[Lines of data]
——————————

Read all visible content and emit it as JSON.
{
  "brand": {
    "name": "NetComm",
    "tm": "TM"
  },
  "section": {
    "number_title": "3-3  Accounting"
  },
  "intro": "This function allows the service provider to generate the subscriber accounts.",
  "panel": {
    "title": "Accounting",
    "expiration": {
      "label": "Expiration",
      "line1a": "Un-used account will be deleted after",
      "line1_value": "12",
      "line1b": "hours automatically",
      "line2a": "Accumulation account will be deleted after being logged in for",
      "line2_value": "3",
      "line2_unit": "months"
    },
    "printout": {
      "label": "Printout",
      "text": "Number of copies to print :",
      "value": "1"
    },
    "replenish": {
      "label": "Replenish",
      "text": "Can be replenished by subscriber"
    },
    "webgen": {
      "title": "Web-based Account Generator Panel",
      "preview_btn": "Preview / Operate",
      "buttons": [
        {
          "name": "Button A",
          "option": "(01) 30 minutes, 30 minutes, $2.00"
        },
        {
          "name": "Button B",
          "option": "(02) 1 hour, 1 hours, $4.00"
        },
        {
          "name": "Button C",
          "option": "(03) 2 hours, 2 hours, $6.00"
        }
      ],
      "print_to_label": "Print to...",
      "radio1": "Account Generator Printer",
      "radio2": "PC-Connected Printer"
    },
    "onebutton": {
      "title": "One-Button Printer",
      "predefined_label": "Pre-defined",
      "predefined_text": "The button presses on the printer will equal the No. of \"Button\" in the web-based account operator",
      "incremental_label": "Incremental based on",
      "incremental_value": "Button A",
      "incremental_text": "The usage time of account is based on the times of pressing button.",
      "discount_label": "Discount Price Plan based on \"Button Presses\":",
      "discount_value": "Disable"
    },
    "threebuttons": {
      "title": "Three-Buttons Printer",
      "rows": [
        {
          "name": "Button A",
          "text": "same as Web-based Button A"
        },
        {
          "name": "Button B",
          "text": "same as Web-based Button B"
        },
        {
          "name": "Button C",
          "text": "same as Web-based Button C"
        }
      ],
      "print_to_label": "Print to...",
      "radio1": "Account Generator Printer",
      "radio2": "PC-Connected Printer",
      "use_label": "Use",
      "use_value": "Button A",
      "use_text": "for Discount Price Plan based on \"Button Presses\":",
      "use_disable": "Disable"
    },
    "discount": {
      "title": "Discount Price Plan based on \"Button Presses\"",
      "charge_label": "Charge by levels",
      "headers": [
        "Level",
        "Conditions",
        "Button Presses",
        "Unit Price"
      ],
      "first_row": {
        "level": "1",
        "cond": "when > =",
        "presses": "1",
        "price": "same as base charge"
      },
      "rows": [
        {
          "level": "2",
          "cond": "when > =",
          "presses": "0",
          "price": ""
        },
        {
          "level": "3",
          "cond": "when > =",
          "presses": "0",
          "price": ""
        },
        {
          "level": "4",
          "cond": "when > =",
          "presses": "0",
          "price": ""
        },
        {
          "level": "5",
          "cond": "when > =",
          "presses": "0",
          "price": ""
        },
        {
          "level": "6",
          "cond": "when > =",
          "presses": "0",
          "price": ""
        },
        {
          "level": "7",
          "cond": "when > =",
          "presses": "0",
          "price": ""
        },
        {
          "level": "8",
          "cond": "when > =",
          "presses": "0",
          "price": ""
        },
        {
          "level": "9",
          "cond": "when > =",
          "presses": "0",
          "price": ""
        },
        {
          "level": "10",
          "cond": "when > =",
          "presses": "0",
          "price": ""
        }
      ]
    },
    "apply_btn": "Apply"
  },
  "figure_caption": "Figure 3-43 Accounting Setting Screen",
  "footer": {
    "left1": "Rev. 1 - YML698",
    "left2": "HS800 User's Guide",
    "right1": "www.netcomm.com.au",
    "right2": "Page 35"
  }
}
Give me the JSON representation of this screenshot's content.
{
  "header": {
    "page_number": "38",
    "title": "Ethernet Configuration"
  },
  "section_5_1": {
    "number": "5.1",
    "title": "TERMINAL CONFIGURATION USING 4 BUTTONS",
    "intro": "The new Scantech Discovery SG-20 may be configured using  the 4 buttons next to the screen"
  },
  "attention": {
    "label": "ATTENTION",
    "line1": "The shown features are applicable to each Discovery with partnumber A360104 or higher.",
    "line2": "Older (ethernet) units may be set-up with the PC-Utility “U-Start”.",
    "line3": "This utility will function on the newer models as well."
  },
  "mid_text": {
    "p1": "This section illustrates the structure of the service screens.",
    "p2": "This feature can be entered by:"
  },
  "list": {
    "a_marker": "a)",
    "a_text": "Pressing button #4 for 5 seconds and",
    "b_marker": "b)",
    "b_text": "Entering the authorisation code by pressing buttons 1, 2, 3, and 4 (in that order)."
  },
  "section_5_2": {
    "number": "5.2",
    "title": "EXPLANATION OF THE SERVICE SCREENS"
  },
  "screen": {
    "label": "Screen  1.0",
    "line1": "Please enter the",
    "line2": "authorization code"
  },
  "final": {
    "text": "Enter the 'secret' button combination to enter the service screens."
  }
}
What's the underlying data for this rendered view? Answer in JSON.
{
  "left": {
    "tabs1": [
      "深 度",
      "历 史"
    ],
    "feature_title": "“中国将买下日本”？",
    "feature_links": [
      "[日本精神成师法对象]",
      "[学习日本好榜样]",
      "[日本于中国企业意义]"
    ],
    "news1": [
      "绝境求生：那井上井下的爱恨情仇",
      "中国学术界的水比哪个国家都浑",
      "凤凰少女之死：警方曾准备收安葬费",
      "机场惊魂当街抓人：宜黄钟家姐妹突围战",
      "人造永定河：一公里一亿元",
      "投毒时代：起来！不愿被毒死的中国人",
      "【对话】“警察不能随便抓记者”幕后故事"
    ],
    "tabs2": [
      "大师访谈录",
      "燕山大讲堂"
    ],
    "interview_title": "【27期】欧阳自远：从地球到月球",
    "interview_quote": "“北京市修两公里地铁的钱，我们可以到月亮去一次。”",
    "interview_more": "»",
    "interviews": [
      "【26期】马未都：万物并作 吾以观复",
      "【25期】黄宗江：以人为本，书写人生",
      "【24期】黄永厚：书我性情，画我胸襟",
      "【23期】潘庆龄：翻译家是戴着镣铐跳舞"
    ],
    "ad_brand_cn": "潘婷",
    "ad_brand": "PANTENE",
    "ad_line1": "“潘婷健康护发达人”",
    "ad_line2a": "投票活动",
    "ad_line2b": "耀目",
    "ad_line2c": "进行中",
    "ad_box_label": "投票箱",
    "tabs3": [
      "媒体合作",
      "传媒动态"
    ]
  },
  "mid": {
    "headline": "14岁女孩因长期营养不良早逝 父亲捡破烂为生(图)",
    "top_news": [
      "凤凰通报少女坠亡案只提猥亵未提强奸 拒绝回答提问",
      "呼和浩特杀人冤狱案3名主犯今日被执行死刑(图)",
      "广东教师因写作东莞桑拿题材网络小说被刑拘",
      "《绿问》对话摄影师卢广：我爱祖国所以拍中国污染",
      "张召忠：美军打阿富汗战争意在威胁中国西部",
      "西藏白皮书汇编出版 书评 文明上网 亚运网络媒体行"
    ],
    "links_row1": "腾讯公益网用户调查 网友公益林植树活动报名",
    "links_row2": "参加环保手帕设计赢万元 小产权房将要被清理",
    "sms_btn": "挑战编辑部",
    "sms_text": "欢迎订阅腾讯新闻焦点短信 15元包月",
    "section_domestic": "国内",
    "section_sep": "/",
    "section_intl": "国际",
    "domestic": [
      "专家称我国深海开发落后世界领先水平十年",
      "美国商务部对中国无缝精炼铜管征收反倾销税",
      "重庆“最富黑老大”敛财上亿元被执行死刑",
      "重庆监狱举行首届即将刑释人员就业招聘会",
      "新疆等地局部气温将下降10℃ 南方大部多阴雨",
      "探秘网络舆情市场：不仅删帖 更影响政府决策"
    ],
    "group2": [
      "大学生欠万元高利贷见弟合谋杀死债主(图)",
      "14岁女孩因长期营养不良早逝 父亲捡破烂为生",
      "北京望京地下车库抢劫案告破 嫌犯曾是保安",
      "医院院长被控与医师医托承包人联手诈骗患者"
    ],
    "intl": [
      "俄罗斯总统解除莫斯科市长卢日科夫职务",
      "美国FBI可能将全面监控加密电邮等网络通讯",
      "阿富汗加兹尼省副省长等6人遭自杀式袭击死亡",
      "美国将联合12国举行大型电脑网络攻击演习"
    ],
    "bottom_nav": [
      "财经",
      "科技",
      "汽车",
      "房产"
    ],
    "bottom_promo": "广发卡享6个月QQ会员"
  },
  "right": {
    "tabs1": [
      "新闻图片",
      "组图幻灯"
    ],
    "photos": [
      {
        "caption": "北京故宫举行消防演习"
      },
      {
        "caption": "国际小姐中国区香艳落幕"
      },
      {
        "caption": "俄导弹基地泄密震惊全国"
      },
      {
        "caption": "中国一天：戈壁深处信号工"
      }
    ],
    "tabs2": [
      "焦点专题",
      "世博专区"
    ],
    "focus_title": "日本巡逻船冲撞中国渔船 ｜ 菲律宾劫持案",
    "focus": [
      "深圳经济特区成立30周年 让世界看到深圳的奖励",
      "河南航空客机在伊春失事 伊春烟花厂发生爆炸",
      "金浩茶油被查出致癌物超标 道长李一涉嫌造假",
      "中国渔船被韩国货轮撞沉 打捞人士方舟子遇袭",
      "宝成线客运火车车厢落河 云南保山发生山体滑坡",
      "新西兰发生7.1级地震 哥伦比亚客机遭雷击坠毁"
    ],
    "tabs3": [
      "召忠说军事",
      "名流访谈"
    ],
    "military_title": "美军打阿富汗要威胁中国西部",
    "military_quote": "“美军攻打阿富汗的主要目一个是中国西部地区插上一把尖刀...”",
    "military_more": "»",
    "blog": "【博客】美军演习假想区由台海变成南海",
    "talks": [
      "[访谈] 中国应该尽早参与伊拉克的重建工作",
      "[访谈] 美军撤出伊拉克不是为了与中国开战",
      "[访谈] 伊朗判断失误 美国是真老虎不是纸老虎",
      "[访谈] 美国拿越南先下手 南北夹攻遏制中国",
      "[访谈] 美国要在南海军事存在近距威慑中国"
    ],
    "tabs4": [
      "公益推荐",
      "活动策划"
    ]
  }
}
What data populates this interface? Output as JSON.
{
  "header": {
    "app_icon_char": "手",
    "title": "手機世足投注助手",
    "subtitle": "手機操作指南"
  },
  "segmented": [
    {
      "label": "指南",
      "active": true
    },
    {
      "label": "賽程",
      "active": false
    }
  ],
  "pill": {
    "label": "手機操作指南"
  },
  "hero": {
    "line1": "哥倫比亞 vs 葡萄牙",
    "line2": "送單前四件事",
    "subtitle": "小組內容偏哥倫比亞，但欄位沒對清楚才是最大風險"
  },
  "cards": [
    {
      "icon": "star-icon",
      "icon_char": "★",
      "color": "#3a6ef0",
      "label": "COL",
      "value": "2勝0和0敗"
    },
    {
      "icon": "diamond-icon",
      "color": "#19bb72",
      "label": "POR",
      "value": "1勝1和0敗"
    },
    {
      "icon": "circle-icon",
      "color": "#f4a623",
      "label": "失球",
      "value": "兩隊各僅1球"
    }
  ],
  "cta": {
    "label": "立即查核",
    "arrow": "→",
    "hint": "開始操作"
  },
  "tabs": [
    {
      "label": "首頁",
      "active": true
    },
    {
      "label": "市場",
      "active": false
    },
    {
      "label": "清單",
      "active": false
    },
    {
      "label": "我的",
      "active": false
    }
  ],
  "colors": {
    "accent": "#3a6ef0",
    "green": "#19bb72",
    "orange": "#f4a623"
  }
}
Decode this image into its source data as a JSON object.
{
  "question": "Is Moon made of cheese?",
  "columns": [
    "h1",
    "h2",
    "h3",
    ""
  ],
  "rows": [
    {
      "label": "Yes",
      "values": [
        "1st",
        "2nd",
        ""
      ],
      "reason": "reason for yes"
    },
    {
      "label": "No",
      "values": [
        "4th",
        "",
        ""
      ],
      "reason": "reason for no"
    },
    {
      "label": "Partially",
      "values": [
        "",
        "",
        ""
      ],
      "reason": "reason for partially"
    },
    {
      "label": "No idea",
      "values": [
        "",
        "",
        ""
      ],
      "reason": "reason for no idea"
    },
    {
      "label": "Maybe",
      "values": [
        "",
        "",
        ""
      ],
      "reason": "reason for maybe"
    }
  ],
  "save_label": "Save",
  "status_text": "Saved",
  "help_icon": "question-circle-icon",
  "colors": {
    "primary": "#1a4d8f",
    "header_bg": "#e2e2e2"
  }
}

——————————

Problem description: Pull out all lines from the entries above that include the word "circle".

Exercise response:
      "icon": "circle-icon",
  "help_icon": "question-circle-icon",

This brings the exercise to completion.